Directions for this task → Retype the data below without altering anything.

--- start of Provided information ---

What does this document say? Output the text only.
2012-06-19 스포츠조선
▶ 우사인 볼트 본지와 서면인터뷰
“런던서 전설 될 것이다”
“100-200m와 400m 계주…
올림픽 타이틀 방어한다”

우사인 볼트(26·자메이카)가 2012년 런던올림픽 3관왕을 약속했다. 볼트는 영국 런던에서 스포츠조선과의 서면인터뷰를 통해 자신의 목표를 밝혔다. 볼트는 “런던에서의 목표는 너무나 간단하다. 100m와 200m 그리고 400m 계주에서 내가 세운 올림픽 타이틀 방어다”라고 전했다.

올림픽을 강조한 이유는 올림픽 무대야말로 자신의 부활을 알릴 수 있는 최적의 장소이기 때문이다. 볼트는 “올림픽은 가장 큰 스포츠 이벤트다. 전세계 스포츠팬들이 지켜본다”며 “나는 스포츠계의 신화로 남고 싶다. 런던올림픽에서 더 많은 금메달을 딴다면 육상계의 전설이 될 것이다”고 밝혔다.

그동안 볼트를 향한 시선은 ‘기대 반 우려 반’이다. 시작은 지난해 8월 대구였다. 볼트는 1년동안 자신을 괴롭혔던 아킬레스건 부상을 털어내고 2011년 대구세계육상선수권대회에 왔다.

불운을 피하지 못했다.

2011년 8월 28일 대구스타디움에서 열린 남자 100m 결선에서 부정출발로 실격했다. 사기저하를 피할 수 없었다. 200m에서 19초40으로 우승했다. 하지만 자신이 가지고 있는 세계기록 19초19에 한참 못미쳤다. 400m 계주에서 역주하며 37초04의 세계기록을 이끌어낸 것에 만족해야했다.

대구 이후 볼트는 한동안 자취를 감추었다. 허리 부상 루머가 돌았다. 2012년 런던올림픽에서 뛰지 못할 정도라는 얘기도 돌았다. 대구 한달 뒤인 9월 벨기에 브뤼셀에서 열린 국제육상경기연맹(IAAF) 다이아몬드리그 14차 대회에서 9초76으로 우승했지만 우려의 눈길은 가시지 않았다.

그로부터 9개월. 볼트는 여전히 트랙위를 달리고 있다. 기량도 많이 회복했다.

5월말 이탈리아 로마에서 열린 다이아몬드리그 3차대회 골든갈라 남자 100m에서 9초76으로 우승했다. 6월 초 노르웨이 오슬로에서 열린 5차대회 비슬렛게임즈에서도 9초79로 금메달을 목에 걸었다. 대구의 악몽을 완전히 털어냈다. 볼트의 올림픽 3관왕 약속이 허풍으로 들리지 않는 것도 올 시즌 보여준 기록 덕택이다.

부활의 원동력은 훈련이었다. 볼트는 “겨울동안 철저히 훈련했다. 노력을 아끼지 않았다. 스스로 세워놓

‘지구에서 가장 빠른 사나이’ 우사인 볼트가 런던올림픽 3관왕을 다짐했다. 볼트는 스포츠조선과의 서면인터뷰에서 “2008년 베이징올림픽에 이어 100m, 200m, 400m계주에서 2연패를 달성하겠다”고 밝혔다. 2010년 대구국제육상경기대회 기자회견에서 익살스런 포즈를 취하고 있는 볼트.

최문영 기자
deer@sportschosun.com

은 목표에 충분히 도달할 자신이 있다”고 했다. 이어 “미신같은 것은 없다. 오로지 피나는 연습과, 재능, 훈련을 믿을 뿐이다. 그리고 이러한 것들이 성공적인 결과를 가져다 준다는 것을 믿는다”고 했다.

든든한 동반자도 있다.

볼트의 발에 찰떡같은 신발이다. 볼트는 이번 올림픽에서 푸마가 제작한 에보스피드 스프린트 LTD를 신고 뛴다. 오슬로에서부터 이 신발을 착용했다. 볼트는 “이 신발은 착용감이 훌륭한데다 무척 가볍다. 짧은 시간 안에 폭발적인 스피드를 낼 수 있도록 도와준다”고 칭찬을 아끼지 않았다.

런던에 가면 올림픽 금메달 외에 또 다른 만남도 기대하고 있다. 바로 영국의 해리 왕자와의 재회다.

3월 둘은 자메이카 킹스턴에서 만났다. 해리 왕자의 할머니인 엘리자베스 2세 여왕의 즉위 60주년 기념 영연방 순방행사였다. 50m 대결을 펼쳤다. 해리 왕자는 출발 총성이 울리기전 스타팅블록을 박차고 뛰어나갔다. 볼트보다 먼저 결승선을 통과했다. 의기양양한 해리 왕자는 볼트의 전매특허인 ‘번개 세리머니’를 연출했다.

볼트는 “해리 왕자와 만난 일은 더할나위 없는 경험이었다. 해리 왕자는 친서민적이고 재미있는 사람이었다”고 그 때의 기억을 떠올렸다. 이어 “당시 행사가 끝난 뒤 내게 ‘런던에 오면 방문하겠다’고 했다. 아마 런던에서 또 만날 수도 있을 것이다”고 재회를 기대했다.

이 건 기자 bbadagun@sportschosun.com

--- end of Provided information ---

The result →
What does this document say? Output the text only.
2012-06-19 스포츠조선
▶ 우사인 볼트 본지와 서면인터뷰
“런던서 전설 될 것이다”
“100-200m와 400m 계주…
올림픽 타이틀 방어한다”

우사인 볼트(26·자메이카)가 2012년 런던올림픽 3관왕을 약속했다. 볼트는 영국 런던에서 스포츠조선과의 서면인터뷰를 통해 자신의 목표를 밝혔다. 볼트는 “런던에서의 목표는 너무나 간단하다. 100m와 200m 그리고 400m 계주에서 내가 세운 올림픽 타이틀 방어다”라고 전했다.

올림픽을 강조한 이유는 올림픽 무대야말로 자신의 부활을 알릴 수 있는 최적의 장소이기 때문이다. 볼트는 “올림픽은 가장 큰 스포츠 이벤트다. 전세계 스포츠팬들이 지켜본다”며 “나는 스포츠계의 신화로 남고 싶다. 런던올림픽에서 더 많은 금메달을 딴다면 육상계의 전설이 될 것이다”고 밝혔다.

그동안 볼트를 향한 시선은 ‘기대 반 우려 반’이다. 시작은 지난해 8월 대구였다. 볼트는 1년동안 자신을 괴롭혔던 아킬레스건 부상을 털어내고 2011년 대구세계육상선수권대회에 왔다.

불운을 피하지 못했다.

2011년 8월 28일 대구스타디움에서 열린 남자 100m 결선에서 부정출발로 실격했다. 사기저하를 피할 수 없었다. 200m에서 19초40으로 우승했다. 하지만 자신이 가지고 있는 세계기록 19초19에 한참 못미쳤다. 400m 계주에서 역주하며 37초04의 세계기록을 이끌어낸 것에 만족해야했다.

대구 이후 볼트는 한동안 자취를 감추었다. 허리 부상 루머가 돌았다. 2012년 런던올림픽에서 뛰지 못할 정도라는 얘기도 돌았다. 대구 한달 뒤인 9월 벨기에 브뤼셀에서 열린 국제육상경기연맹(IAAF) 다이아몬드리그 14차 대회에서 9초76으로 우승했지만 우려의 눈길은 가시지 않았다.

그로부터 9개월. 볼트는 여전히 트랙위를 달리고 있다. 기량도 많이 회복했다.

5월말 이탈리아 로마에서 열린 다이아몬드리그 3차대회 골든갈라 남자 100m에서 9초76으로 우승했다. 6월 초 노르웨이 오슬로에서 열린 5차대회 비슬렛게임즈에서도 9초79로 금메달을 목에 걸었다. 대구의 악몽을 완전히 털어냈다. 볼트의 올림픽 3관왕 약속이 허풍으로 들리지 않는 것도 올 시즌 보여준 기록 덕택이다.

부활의 원동력은 훈련이었다. 볼트는 “겨울동안 철저히 훈련했다. 노력을 아끼지 않았다. 스스로 세워놓

‘지구에서 가장 빠른 사나이’ 우사인 볼트가 런던올림픽 3관왕을 다짐했다. 볼트는 스포츠조선과의 서면인터뷰에서 “2008년 베이징올림픽에 이어 100m, 200m, 400m계주에서 2연패를 달성하겠다”고 밝혔다. 2010년 대구국제육상경기대회 기자회견에서 익살스런 포즈를 취하고 있는 볼트.

최문영 기자
deer@sportschosun.com

은 목표에 충분히 도달할 자신이 있다”고 했다. 이어 “미신같은 것은 없다. 오로지 피나는 연습과, 재능, 훈련을 믿을 뿐이다. 그리고 이러한 것들이 성공적인 결과를 가져다 준다는 것을 믿는다”고 했다.

든든한 동반자도 있다.

볼트의 발에 찰떡같은 신발이다. 볼트는 이번 올림픽에서 푸마가 제작한 에보스피드 스프린트 LTD를 신고 뛴다. 오슬로에서부터 이 신발을 착용했다. 볼트는 “이 신발은 착용감이 훌륭한데다 무척 가볍다. 짧은 시간 안에 폭발적인 스피드를 낼 수 있도록 도와준다”고 칭찬을 아끼지 않았다.

런던에 가면 올림픽 금메달 외에 또 다른 만남도 기대하고 있다. 바로 영국의 해리 왕자와의 재회다.

3월 둘은 자메이카 킹스턴에서 만났다. 해리 왕자의 할머니인 엘리자베스 2세 여왕의 즉위 60주년 기념 영연방 순방행사였다. 50m 대결을 펼쳤다. 해리 왕자는 출발 총성이 울리기전 스타팅블록을 박차고 뛰어나갔다. 볼트보다 먼저 결승선을 통과했다. 의기양양한 해리 왕자는 볼트의 전매특허인 ‘번개 세리머니’를 연출했다.

볼트는 “해리 왕자와 만난 일은 더할나위 없는 경험이었다. 해리 왕자는 친서민적이고 재미있는 사람이었다”고 그 때의 기억을 떠올렸다. 이어 “당시 행사가 끝난 뒤 내게 ‘런던에 오면 방문하겠다’고 했다. 아마 런던에서 또 만날 수도 있을 것이다”고 재회를 기대했다.

이 건 기자 bbadagun@sportschosun.com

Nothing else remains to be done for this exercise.